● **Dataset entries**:
++++++++++
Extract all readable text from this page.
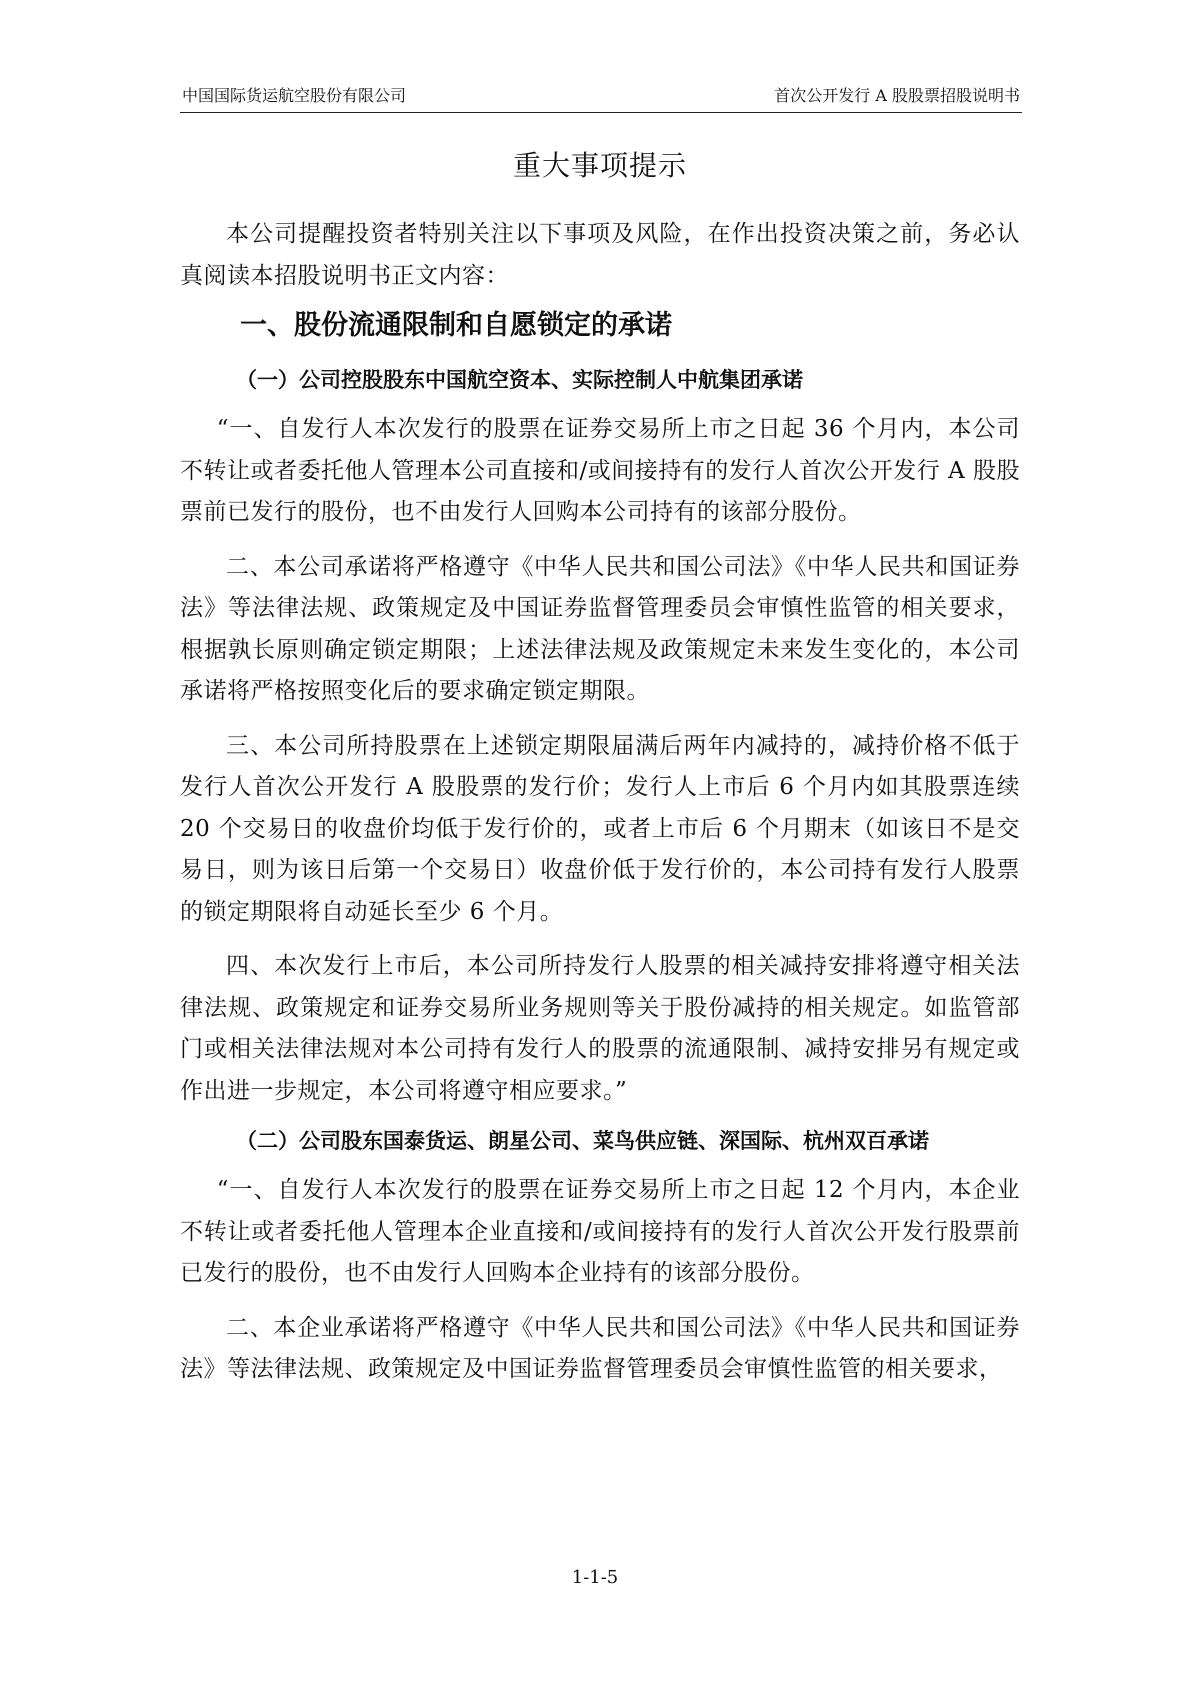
中国国际货运航空股份有限公司	首次公开发行 A 股股票招股说明书
重大事项提示

本公司提醒投资者特别关注以下事项及风险，在作出投资决策之前，务必认真阅读本招股说明书正文内容：

一、股份流通限制和自愿锁定的承诺
（一）公司控股股东中国航空资本、实际控制人中航集团承诺

“一、自发行人本次发行的股票在证券交易所上市之日起 36 个月内，本公司不转让或者委托他人管理本公司直接和/或间接持有的发行人首次公开发行 A 股股票前已发行的股份，也不由发行人回购本公司持有的该部分股份。

二、本公司承诺将严格遵守《中华人民共和国公司法》《中华人民共和国证券法》等法律法规、政策规定及中国证券监督管理委员会审慎性监管的相关要求，根据孰长原则确定锁定期限；上述法律法规及政策规定未来发生变化的，本公司承诺将严格按照变化后的要求确定锁定期限。

三、本公司所持股票在上述锁定期限届满后两年内减持的，减持价格不低于发行人首次公开发行 A 股股票的发行价；发行人上市后 6 个月内如其股票连续 20 个交易日的收盘价均低于发行价的，或者上市后 6 个月期末（如该日不是交易日，则为该日后第一个交易日）收盘价低于发行价的，本公司持有发行人股票的锁定期限将自动延长至少 6 个月。

四、本次发行上市后，本公司所持发行人股票的相关减持安排将遵守相关法律法规、政策规定和证券交易所业务规则等关于股份减持的相关规定。如监管部门或相关法律法规对本公司持有发行人的股票的流通限制、减持安排另有规定或作出进一步规定，本公司将遵守相应要求。”

（二）公司股东国泰货运、朗星公司、菜鸟供应链、深国际、杭州双百承诺

“一、自发行人本次发行的股票在证券交易所上市之日起 12 个月内，本企业不转让或者委托他人管理本企业直接和/或间接持有的发行人首次公开发行股票前已发行的股份，也不由发行人回购本企业持有的该部分股份。

二、本企业承诺将严格遵守《中华人民共和国公司法》《中华人民共和国证券法》等法律法规、政策规定及中国证券监督管理委员会审慎性监管的相关要求，

1-1-5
++++++++++
● **WHAT THE EXERCISE ASKS**:
Take the records above and transcribe them exactly, dropping every picture.

● **RESPONSE BELOW**:
Extract all readable text from this page.
中国国际货运航空股份有限公司	首次公开发行 A 股股票招股说明书
重大事项提示

本公司提醒投资者特别关注以下事项及风险，在作出投资决策之前，务必认真阅读本招股说明书正文内容：

一、股份流通限制和自愿锁定的承诺
（一）公司控股股东中国航空资本、实际控制人中航集团承诺

“一、自发行人本次发行的股票在证券交易所上市之日起 36 个月内，本公司不转让或者委托他人管理本公司直接和/或间接持有的发行人首次公开发行 A 股股票前已发行的股份，也不由发行人回购本公司持有的该部分股份。

二、本公司承诺将严格遵守《中华人民共和国公司法》《中华人民共和国证券法》等法律法规、政策规定及中国证券监督管理委员会审慎性监管的相关要求，根据孰长原则确定锁定期限；上述法律法规及政策规定未来发生变化的，本公司承诺将严格按照变化后的要求确定锁定期限。

三、本公司所持股票在上述锁定期限届满后两年内减持的，减持价格不低于发行人首次公开发行 A 股股票的发行价；发行人上市后 6 个月内如其股票连续 20 个交易日的收盘价均低于发行价的，或者上市后 6 个月期末（如该日不是交易日，则为该日后第一个交易日）收盘价低于发行价的，本公司持有发行人股票的锁定期限将自动延长至少 6 个月。

四、本次发行上市后，本公司所持发行人股票的相关减持安排将遵守相关法律法规、政策规定和证券交易所业务规则等关于股份减持的相关规定。如监管部门或相关法律法规对本公司持有发行人的股票的流通限制、减持安排另有规定或作出进一步规定，本公司将遵守相应要求。”

（二）公司股东国泰货运、朗星公司、菜鸟供应链、深国际、杭州双百承诺

“一、自发行人本次发行的股票在证券交易所上市之日起 12 个月内，本企业不转让或者委托他人管理本企业直接和/或间接持有的发行人首次公开发行股票前已发行的股份，也不由发行人回购本企业持有的该部分股份。

二、本企业承诺将严格遵守《中华人民共和国公司法》《中华人民共和国证券法》等法律法规、政策规定及中国证券监督管理委员会审慎性监管的相关要求，

1-1-5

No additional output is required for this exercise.